▶ **Exercise prompt**: Records follow. Select each line holding "things".
## Start Working data
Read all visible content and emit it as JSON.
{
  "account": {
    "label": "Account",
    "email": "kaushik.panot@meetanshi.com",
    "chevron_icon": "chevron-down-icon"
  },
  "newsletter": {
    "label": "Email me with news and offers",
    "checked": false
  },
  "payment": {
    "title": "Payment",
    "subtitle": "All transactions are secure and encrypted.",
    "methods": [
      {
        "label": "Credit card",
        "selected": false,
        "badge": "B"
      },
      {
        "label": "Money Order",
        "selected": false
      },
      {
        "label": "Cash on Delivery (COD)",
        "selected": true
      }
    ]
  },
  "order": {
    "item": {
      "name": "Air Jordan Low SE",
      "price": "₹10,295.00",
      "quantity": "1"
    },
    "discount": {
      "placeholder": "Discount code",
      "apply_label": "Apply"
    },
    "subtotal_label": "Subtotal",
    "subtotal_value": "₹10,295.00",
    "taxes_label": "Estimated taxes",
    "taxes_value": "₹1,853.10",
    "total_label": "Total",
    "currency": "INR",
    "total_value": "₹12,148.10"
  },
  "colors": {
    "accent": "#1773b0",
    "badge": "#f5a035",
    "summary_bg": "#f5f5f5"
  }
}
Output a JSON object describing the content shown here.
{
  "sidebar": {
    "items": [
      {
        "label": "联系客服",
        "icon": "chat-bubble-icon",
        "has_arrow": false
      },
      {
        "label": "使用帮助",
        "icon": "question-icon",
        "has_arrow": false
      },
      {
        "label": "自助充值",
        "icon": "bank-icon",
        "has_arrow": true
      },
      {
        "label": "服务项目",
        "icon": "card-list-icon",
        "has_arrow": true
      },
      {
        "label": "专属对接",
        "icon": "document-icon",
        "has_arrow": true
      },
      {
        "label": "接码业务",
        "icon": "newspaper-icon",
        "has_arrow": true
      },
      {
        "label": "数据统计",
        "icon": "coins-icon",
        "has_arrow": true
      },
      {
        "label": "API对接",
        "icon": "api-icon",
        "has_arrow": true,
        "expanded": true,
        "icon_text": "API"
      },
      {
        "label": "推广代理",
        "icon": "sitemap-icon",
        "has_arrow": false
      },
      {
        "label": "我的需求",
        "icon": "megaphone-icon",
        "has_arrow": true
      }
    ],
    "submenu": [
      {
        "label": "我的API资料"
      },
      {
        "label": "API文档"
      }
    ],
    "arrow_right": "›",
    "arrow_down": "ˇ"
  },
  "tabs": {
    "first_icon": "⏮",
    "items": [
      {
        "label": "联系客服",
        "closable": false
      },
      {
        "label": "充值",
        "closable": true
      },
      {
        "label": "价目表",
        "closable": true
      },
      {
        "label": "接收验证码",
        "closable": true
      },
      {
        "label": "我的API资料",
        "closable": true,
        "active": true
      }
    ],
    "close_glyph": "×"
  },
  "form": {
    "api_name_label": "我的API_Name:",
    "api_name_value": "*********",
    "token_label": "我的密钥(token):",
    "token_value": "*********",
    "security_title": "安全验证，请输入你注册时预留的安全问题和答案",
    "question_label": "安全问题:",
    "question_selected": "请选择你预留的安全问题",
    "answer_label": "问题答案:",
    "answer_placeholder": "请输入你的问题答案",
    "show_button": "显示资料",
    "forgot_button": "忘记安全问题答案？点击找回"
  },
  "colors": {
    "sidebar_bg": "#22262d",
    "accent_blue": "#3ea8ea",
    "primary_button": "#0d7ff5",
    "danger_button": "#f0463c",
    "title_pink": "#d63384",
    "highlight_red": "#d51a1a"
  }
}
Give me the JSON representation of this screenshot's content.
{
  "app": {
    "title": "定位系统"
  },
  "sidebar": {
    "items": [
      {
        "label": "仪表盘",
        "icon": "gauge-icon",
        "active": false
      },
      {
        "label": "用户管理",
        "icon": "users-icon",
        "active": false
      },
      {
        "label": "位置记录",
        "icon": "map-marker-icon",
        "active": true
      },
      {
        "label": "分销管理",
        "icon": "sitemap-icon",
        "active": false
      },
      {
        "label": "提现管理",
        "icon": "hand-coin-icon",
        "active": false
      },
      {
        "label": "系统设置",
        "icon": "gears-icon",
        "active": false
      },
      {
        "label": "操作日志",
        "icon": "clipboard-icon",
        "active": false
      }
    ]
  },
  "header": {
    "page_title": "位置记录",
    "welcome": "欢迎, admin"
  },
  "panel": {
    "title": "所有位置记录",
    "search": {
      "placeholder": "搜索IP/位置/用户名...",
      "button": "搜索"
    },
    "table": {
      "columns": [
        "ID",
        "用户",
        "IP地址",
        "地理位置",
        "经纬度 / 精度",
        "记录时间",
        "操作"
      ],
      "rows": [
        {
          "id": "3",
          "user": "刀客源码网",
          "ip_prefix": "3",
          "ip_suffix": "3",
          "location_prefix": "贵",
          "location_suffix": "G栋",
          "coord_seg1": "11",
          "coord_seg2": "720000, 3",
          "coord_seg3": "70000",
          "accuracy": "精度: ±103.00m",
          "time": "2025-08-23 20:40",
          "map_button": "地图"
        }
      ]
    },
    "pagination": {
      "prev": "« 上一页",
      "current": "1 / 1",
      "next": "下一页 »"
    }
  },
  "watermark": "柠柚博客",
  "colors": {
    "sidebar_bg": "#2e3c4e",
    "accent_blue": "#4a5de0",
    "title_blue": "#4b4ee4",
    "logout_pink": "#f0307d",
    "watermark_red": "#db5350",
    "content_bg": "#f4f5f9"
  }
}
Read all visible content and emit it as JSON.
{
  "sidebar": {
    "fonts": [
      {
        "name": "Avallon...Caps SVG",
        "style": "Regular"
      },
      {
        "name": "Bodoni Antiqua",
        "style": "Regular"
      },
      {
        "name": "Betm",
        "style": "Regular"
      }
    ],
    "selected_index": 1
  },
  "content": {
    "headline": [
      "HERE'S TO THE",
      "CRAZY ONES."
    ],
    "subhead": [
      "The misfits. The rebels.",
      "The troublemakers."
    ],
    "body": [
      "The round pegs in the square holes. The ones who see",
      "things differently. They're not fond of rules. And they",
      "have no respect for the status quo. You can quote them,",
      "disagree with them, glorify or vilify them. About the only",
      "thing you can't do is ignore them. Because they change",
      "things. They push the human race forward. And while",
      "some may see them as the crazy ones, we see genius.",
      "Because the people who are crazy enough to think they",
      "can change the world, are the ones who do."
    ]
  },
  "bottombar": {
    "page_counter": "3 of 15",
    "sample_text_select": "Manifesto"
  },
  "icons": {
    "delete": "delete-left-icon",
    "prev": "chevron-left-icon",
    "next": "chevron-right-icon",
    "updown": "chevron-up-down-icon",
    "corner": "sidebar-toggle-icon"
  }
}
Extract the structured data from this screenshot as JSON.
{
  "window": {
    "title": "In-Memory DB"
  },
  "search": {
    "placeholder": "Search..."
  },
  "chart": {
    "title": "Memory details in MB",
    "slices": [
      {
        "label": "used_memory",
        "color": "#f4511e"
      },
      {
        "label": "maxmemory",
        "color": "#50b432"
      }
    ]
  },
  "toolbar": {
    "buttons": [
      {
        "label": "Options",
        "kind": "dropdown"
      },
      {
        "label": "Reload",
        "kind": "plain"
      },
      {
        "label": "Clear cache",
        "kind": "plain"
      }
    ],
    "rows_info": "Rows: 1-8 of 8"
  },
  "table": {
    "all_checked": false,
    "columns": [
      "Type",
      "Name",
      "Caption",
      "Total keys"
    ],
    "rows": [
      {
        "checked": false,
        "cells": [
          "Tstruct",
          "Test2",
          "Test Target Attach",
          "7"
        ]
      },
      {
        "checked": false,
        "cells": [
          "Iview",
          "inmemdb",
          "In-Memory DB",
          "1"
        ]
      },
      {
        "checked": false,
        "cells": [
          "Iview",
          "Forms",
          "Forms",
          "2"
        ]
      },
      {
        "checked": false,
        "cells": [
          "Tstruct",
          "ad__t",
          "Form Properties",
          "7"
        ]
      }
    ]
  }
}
## End Working data
▶ **Response**:
      "things differently. They're not fond of rules. And they",
      "things. They push the human race forward. And while",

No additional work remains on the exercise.